Skip every image and restate the data word for word.

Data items
----------
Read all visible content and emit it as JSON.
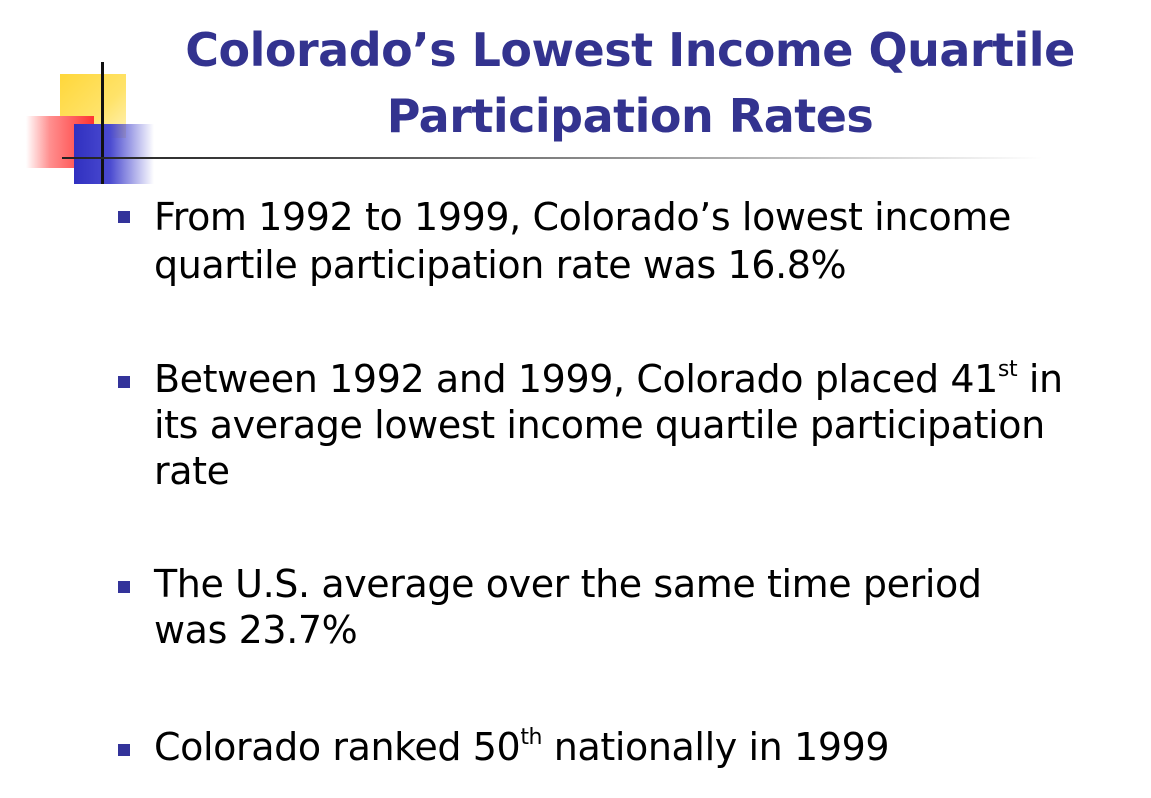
{
  "slide": {
    "title_line1": "Colorado’s Lowest Income Quartile",
    "title_line2": "Participation Rates",
    "bullets": [
      {
        "lines": [
          "From 1992 to 1999, Colorado’s lowest income",
          "quartile participation rate was 16.8%"
        ]
      },
      {
        "line1_pre": "Between 1992 and 1999, Colorado placed 41",
        "line1_sup": "st",
        "line1_post": " in",
        "lines": [
          "its average lowest income quartile participation",
          "rate"
        ]
      },
      {
        "lines": [
          "The U.S. average over the same time period",
          "was 23.7%"
        ]
      },
      {
        "line1_pre": "Colorado ranked 50",
        "line1_sup": "th",
        "line1_post": " nationally in 1999"
      }
    ]
  },
  "colors": {
    "title": "#33338f",
    "bullet": "#33339a",
    "logo_yellow": "#ffd73a",
    "logo_red": "#ff3333",
    "logo_blue": "#3030c0"
  }
}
----------
## SOLUTION FOR THIS EXERCISE
Read all visible content and emit it as JSON.
{
  "slide": {
    "title_line1": "Colorado’s Lowest Income Quartile",
    "title_line2": "Participation Rates",
    "bullets": [
      {
        "lines": [
          "From 1992 to 1999, Colorado’s lowest income",
          "quartile participation rate was 16.8%"
        ]
      },
      {
        "line1_pre": "Between 1992 and 1999, Colorado placed 41",
        "line1_sup": "st",
        "line1_post": " in",
        "lines": [
          "its average lowest income quartile participation",
          "rate"
        ]
      },
      {
        "lines": [
          "The U.S. average over the same time period",
          "was 23.7%"
        ]
      },
      {
        "line1_pre": "Colorado ranked 50",
        "line1_sup": "th",
        "line1_post": " nationally in 1999"
      }
    ]
  },
  "colors": {
    "title": "#33338f",
    "bullet": "#33339a",
    "logo_yellow": "#ffd73a",
    "logo_red": "#ff3333",
    "logo_blue": "#3030c0"
  }
}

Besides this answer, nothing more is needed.